Every line containing the word "label" needs to be found and copied.

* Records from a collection
::::
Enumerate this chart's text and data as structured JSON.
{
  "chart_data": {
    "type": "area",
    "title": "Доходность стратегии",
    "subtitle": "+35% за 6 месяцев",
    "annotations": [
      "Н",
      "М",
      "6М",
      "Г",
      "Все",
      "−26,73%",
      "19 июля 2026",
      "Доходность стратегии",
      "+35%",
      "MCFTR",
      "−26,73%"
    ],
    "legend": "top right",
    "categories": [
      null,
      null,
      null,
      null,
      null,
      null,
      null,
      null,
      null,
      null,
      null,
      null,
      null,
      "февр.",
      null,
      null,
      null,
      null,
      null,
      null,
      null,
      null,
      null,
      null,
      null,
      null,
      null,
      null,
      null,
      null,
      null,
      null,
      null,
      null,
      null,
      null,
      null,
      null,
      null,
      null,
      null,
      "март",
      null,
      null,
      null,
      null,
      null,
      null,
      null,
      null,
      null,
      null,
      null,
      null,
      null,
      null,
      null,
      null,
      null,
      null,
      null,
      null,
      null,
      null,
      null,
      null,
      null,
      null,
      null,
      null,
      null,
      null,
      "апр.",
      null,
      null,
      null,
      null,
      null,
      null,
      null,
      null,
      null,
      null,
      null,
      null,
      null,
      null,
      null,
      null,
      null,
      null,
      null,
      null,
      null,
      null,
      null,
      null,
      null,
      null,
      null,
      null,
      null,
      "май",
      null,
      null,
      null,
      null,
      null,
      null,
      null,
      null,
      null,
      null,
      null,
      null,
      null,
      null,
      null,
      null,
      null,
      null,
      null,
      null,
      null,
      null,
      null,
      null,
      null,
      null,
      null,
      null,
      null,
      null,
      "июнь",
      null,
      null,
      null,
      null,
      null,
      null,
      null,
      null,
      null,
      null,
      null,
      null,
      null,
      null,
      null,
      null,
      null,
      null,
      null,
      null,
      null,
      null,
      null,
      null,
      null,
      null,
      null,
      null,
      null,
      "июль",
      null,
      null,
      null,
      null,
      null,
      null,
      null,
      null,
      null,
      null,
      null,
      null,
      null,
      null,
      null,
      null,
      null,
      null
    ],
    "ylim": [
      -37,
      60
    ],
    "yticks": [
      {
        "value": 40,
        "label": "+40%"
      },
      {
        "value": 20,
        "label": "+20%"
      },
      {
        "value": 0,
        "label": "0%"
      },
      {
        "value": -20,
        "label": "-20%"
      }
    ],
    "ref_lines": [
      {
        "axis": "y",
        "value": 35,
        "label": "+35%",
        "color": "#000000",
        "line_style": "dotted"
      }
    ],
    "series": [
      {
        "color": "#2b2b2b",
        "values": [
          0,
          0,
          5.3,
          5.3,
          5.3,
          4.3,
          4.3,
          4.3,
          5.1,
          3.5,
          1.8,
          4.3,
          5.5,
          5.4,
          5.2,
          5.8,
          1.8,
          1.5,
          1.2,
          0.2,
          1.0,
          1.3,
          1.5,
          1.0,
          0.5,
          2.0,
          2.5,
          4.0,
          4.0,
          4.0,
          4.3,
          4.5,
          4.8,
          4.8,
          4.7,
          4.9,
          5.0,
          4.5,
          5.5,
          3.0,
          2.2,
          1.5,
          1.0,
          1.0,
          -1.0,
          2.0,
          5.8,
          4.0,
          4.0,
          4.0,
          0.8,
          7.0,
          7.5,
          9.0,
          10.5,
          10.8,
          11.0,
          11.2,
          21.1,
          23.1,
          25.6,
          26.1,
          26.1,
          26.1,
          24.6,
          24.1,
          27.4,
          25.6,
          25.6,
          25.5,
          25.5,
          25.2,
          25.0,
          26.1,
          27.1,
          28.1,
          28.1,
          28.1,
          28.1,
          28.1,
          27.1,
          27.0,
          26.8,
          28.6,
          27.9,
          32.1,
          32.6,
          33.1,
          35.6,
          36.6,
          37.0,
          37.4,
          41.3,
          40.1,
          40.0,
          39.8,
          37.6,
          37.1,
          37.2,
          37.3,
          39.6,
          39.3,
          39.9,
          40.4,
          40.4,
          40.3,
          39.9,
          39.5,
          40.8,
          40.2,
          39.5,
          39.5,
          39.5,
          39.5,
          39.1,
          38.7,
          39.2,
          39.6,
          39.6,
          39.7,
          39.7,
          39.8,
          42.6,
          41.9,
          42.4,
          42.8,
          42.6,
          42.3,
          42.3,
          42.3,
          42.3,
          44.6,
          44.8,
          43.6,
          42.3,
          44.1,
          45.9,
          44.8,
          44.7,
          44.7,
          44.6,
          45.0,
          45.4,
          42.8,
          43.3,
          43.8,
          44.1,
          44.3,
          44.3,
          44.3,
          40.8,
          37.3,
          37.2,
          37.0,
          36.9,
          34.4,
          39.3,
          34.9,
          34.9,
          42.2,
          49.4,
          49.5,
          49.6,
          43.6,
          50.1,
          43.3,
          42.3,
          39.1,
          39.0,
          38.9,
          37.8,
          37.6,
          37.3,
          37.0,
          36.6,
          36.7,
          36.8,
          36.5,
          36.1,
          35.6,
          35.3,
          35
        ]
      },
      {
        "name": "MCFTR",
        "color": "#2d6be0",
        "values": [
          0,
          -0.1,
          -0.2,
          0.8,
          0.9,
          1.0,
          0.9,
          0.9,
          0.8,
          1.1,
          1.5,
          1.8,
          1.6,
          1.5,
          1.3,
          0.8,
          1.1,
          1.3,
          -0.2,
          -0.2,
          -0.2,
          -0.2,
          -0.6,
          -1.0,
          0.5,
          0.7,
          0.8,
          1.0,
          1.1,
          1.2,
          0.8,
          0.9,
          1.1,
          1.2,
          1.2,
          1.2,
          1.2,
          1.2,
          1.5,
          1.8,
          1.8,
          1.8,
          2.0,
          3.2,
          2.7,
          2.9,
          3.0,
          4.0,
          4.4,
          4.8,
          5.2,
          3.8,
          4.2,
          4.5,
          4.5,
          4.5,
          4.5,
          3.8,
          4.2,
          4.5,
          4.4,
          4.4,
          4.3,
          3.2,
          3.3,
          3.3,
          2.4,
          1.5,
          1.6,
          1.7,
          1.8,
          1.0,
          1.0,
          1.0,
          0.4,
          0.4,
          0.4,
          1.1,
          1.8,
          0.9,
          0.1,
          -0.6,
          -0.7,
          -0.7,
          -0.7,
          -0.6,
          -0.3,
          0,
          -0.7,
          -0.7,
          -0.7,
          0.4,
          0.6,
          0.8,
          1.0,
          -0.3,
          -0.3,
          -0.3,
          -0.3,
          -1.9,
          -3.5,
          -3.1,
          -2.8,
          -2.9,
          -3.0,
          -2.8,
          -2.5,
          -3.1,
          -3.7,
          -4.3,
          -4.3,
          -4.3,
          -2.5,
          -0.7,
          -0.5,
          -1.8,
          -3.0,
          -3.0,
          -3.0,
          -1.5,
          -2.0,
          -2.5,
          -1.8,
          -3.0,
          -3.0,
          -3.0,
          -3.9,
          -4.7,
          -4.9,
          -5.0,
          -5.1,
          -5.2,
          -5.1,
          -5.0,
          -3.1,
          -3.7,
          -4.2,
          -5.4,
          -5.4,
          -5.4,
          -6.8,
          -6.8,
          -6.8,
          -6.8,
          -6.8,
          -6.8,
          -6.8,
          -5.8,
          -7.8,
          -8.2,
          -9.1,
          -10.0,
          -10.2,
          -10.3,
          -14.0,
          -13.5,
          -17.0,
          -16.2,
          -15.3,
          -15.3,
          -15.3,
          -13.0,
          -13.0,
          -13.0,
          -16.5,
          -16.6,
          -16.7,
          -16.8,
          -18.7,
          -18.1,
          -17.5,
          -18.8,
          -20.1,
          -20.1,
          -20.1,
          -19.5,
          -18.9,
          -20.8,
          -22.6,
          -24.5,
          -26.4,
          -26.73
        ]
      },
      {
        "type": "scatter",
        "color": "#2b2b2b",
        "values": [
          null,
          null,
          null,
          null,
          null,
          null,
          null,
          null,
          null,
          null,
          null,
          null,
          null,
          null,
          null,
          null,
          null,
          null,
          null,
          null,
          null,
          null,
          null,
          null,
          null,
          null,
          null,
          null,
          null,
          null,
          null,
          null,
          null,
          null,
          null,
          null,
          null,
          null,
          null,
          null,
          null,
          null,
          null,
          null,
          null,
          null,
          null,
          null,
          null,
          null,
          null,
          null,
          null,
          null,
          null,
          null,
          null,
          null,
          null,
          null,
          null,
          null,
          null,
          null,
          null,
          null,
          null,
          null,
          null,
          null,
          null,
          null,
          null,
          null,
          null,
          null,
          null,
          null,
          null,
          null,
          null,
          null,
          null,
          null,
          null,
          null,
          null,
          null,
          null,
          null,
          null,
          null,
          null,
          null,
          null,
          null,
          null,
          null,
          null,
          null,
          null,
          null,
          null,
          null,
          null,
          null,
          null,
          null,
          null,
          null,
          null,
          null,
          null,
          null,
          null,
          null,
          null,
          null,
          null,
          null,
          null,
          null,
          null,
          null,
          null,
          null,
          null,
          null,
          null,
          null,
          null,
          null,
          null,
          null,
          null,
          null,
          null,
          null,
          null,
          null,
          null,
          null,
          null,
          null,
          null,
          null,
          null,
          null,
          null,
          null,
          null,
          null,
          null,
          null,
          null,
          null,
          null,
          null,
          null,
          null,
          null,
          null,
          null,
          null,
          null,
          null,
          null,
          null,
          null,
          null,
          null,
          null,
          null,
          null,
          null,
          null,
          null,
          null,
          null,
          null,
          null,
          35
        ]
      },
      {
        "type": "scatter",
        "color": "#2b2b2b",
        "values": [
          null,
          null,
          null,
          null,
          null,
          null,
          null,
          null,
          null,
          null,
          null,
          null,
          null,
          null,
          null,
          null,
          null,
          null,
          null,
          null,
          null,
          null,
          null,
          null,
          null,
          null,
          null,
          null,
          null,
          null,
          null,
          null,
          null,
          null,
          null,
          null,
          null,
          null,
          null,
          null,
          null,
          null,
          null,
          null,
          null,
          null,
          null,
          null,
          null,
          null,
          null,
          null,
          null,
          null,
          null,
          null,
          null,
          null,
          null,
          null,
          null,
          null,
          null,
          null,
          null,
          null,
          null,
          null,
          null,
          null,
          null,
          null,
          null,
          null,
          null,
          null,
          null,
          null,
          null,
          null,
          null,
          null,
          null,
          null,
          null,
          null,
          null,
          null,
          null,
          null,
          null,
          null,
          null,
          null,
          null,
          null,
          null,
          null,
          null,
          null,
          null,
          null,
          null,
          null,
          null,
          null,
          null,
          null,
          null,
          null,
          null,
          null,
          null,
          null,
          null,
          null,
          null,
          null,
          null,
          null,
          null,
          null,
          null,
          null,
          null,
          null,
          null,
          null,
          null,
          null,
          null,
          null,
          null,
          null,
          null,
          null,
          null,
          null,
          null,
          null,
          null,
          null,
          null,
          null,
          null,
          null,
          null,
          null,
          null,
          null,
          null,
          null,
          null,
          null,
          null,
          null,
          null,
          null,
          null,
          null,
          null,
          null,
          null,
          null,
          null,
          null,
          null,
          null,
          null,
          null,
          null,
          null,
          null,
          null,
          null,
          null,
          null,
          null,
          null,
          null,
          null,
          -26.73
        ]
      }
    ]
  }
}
::::
* OUTPUT OF THE TASK
        "label": "+40%"
        "label": "+20%"
        "label": "0%"
        "label": "-20%"
        "label": "+35%",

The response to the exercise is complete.